* **Records shown**:
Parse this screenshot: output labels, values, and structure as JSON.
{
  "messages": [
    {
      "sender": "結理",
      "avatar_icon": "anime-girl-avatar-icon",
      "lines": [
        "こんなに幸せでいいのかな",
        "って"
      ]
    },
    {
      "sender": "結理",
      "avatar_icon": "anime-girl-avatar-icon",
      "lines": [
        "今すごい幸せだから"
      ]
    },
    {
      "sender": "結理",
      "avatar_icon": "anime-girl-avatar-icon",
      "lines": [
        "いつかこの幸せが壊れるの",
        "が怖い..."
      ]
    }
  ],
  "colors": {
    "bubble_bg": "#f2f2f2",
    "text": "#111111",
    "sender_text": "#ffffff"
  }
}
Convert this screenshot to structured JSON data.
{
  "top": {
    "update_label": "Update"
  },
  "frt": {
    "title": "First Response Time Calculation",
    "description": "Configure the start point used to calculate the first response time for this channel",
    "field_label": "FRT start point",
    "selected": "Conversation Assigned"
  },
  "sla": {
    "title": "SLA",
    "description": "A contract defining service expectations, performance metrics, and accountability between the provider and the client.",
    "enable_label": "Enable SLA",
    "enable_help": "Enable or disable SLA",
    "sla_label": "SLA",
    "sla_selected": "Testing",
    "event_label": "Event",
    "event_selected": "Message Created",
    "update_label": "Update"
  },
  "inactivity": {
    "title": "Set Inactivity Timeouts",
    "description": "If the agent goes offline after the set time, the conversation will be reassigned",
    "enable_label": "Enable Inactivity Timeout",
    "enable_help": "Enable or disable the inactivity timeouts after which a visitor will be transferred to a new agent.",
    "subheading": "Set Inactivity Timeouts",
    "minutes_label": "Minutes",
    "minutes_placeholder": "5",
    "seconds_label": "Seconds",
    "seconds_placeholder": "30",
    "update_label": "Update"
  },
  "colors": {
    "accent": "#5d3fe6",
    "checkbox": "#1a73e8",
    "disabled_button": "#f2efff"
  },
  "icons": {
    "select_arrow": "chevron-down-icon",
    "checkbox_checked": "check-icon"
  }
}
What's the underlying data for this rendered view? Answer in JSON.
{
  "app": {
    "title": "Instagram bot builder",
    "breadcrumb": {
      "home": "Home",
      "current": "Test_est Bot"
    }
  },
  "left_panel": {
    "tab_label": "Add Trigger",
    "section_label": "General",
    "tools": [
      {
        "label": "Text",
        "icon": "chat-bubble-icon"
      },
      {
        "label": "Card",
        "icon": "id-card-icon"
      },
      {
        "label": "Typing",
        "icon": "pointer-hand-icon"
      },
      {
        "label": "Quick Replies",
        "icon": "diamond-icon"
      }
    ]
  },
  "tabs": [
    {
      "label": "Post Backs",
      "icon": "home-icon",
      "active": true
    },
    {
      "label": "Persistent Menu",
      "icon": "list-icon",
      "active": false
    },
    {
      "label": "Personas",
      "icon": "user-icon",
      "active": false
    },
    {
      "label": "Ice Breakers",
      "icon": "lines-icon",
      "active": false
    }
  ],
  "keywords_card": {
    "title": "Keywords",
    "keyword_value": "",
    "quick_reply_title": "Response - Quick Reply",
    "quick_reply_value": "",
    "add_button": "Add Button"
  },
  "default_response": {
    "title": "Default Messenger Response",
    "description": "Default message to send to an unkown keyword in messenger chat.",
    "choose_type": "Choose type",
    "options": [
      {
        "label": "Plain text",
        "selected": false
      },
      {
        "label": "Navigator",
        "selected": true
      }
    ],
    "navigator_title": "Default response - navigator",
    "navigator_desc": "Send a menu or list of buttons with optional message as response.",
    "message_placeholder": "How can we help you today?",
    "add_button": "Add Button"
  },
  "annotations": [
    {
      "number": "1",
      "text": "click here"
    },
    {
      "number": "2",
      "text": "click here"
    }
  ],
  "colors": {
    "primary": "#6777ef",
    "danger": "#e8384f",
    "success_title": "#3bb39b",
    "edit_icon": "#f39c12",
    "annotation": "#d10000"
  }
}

* **Problem statement**:
Extract every line from the records above that contains the word "Enable".

* **Solution below**:
    "enable_label": "Enable SLA",
    "enable_help": "Enable or disable SLA",
    "enable_label": "Enable Inactivity Timeout",
    "enable_help": "Enable or disable the inactivity timeouts after which a visitor will be transferred to a new agent.",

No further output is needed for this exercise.